Extracted records start

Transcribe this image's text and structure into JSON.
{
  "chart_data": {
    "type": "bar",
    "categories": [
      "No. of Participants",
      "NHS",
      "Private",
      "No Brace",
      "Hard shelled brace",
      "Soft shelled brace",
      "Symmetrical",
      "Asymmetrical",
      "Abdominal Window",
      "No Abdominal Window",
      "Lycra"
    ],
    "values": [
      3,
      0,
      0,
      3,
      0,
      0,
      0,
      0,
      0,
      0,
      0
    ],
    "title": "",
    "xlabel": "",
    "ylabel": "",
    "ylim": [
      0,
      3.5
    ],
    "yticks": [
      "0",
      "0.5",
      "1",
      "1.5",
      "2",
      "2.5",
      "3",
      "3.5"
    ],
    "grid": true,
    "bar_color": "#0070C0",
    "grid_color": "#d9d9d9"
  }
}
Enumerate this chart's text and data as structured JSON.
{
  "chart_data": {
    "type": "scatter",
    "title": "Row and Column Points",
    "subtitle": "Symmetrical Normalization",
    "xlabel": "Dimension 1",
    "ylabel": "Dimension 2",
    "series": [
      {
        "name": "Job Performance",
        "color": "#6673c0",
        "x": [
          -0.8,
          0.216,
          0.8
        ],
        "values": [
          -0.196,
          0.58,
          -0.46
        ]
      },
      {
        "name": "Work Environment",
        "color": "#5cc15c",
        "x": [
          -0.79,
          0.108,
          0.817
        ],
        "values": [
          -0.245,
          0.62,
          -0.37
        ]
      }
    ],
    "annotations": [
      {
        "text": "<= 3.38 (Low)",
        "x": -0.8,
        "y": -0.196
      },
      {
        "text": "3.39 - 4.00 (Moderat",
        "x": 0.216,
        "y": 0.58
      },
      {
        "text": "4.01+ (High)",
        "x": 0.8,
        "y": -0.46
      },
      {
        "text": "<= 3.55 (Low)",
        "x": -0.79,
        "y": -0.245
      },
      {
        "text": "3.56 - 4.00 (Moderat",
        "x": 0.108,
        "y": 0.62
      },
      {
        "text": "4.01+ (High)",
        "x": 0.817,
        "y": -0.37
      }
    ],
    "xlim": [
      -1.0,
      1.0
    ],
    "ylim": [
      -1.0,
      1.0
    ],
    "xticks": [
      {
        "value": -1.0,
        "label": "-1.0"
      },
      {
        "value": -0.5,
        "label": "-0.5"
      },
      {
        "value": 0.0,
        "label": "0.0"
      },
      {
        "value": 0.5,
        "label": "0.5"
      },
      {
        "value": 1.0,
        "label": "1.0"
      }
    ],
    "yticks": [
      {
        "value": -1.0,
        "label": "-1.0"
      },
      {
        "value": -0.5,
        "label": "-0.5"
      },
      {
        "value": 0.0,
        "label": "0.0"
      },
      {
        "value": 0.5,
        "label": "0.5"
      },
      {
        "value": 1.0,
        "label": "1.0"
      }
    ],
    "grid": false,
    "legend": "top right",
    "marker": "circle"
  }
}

Extracted records end

*Stated goal:* All of the lines above must be returned exactly.

*Completed task:*
Transcribe this image's text and structure into JSON.
{
  "chart_data": {
    "type": "bar",
    "categories": [
      "No. of Participants",
      "NHS",
      "Private",
      "No Brace",
      "Hard shelled brace",
      "Soft shelled brace",
      "Symmetrical",
      "Asymmetrical",
      "Abdominal Window",
      "No Abdominal Window",
      "Lycra"
    ],
    "values": [
      3,
      0,
      0,
      3,
      0,
      0,
      0,
      0,
      0,
      0,
      0
    ],
    "title": "",
    "xlabel": "",
    "ylabel": "",
    "ylim": [
      0,
      3.5
    ],
    "yticks": [
      "0",
      "0.5",
      "1",
      "1.5",
      "2",
      "2.5",
      "3",
      "3.5"
    ],
    "grid": true,
    "bar_color": "#0070C0",
    "grid_color": "#d9d9d9"
  }
}
Enumerate this chart's text and data as structured JSON.
{
  "chart_data": {
    "type": "scatter",
    "title": "Row and Column Points",
    "subtitle": "Symmetrical Normalization",
    "xlabel": "Dimension 1",
    "ylabel": "Dimension 2",
    "series": [
      {
        "name": "Job Performance",
        "color": "#6673c0",
        "x": [
          -0.8,
          0.216,
          0.8
        ],
        "values": [
          -0.196,
          0.58,
          -0.46
        ]
      },
      {
        "name": "Work Environment",
        "color": "#5cc15c",
        "x": [
          -0.79,
          0.108,
          0.817
        ],
        "values": [
          -0.245,
          0.62,
          -0.37
        ]
      }
    ],
    "annotations": [
      {
        "text": "<= 3.38 (Low)",
        "x": -0.8,
        "y": -0.196
      },
      {
        "text": "3.39 - 4.00 (Moderat",
        "x": 0.216,
        "y": 0.58
      },
      {
        "text": "4.01+ (High)",
        "x": 0.8,
        "y": -0.46
      },
      {
        "text": "<= 3.55 (Low)",
        "x": -0.79,
        "y": -0.245
      },
      {
        "text": "3.56 - 4.00 (Moderat",
        "x": 0.108,
        "y": 0.62
      },
      {
        "text": "4.01+ (High)",
        "x": 0.817,
        "y": -0.37
      }
    ],
    "xlim": [
      -1.0,
      1.0
    ],
    "ylim": [
      -1.0,
      1.0
    ],
    "xticks": [
      {
        "value": -1.0,
        "label": "-1.0"
      },
      {
        "value": -0.5,
        "label": "-0.5"
      },
      {
        "value": 0.0,
        "label": "0.0"
      },
      {
        "value": 0.5,
        "label": "0.5"
      },
      {
        "value": 1.0,
        "label": "1.0"
      }
    ],
    "yticks": [
      {
        "value": -1.0,
        "label": "-1.0"
      },
      {
        "value": -0.5,
        "label": "-0.5"
      },
      {
        "value": 0.0,
        "label": "0.0"
      },
      {
        "value": 0.5,
        "label": "0.5"
      },
      {
        "value": 1.0,
        "label": "1.0"
      }
    ],
    "grid": false,
    "legend": "top right",
    "marker": "circle"
  }
}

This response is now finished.